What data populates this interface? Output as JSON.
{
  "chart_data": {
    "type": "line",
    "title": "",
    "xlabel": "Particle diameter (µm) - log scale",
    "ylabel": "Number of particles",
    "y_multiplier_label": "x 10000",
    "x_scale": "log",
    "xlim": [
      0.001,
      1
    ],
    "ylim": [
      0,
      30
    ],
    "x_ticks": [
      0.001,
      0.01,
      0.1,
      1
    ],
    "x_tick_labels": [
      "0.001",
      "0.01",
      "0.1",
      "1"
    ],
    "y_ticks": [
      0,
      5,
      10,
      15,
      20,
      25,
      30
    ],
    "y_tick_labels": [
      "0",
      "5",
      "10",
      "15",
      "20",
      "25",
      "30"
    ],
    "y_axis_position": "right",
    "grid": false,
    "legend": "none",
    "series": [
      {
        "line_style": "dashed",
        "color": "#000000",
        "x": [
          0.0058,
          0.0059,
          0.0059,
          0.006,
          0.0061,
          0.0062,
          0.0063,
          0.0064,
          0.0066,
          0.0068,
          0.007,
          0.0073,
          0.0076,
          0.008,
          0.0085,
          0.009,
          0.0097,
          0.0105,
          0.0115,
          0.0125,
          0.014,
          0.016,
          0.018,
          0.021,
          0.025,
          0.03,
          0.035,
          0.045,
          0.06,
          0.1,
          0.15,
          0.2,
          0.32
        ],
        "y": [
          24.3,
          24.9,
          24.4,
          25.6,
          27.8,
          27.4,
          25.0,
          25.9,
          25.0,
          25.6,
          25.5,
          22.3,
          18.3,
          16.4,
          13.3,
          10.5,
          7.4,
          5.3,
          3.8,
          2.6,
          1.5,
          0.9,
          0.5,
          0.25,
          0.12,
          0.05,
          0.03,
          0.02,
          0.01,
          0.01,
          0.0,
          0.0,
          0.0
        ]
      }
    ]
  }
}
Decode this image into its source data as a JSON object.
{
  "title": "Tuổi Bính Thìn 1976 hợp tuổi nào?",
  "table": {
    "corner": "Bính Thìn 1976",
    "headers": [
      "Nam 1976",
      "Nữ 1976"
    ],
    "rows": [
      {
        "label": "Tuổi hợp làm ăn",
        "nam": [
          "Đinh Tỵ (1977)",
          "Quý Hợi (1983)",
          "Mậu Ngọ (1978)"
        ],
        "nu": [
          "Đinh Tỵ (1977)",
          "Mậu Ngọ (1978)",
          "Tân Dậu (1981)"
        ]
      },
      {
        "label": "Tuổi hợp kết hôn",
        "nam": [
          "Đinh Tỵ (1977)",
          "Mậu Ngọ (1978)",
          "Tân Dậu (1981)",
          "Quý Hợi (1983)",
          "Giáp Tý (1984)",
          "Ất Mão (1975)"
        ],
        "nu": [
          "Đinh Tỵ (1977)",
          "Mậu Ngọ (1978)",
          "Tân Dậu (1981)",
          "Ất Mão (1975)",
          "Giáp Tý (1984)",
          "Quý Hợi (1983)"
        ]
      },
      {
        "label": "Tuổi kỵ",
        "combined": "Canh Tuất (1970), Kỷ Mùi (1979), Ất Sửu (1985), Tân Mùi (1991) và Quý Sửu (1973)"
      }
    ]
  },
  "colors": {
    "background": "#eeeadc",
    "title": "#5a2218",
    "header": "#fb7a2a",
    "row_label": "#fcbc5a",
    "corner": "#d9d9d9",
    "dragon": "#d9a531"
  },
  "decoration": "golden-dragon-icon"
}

Work to do — Quote each line of the data above exactly as written.

Output of the task —
What data populates this interface? Output as JSON.
{
  "chart_data": {
    "type": "line",
    "title": "",
    "xlabel": "Particle diameter (µm) - log scale",
    "ylabel": "Number of particles",
    "y_multiplier_label": "x 10000",
    "x_scale": "log",
    "xlim": [
      0.001,
      1
    ],
    "ylim": [
      0,
      30
    ],
    "x_ticks": [
      0.001,
      0.01,
      0.1,
      1
    ],
    "x_tick_labels": [
      "0.001",
      "0.01",
      "0.1",
      "1"
    ],
    "y_ticks": [
      0,
      5,
      10,
      15,
      20,
      25,
      30
    ],
    "y_tick_labels": [
      "0",
      "5",
      "10",
      "15",
      "20",
      "25",
      "30"
    ],
    "y_axis_position": "right",
    "grid": false,
    "legend": "none",
    "series": [
      {
        "line_style": "dashed",
        "color": "#000000",
        "x": [
          0.0058,
          0.0059,
          0.0059,
          0.006,
          0.0061,
          0.0062,
          0.0063,
          0.0064,
          0.0066,
          0.0068,
          0.007,
          0.0073,
          0.0076,
          0.008,
          0.0085,
          0.009,
          0.0097,
          0.0105,
          0.0115,
          0.0125,
          0.014,
          0.016,
          0.018,
          0.021,
          0.025,
          0.03,
          0.035,
          0.045,
          0.06,
          0.1,
          0.15,
          0.2,
          0.32
        ],
        "y": [
          24.3,
          24.9,
          24.4,
          25.6,
          27.8,
          27.4,
          25.0,
          25.9,
          25.0,
          25.6,
          25.5,
          22.3,
          18.3,
          16.4,
          13.3,
          10.5,
          7.4,
          5.3,
          3.8,
          2.6,
          1.5,
          0.9,
          0.5,
          0.25,
          0.12,
          0.05,
          0.03,
          0.02,
          0.01,
          0.01,
          0.0,
          0.0,
          0.0
        ]
      }
    ]
  }
}
Decode this image into its source data as a JSON object.
{
  "title": "Tuổi Bính Thìn 1976 hợp tuổi nào?",
  "table": {
    "corner": "Bính Thìn 1976",
    "headers": [
      "Nam 1976",
      "Nữ 1976"
    ],
    "rows": [
      {
        "label": "Tuổi hợp làm ăn",
        "nam": [
          "Đinh Tỵ (1977)",
          "Quý Hợi (1983)",
          "Mậu Ngọ (1978)"
        ],
        "nu": [
          "Đinh Tỵ (1977)",
          "Mậu Ngọ (1978)",
          "Tân Dậu (1981)"
        ]
      },
      {
        "label": "Tuổi hợp kết hôn",
        "nam": [
          "Đinh Tỵ (1977)",
          "Mậu Ngọ (1978)",
          "Tân Dậu (1981)",
          "Quý Hợi (1983)",
          "Giáp Tý (1984)",
          "Ất Mão (1975)"
        ],
        "nu": [
          "Đinh Tỵ (1977)",
          "Mậu Ngọ (1978)",
          "Tân Dậu (1981)",
          "Ất Mão (1975)",
          "Giáp Tý (1984)",
          "Quý Hợi (1983)"
        ]
      },
      {
        "label": "Tuổi kỵ",
        "combined": "Canh Tuất (1970), Kỷ Mùi (1979), Ất Sửu (1985), Tân Mùi (1991) và Quý Sửu (1973)"
      }
    ]
  },
  "colors": {
    "background": "#eeeadc",
    "title": "#5a2218",
    "header": "#fb7a2a",
    "row_label": "#fcbc5a",
    "corner": "#d9d9d9",
    "dragon": "#d9a531"
  },
  "decoration": "golden-dragon-icon"
}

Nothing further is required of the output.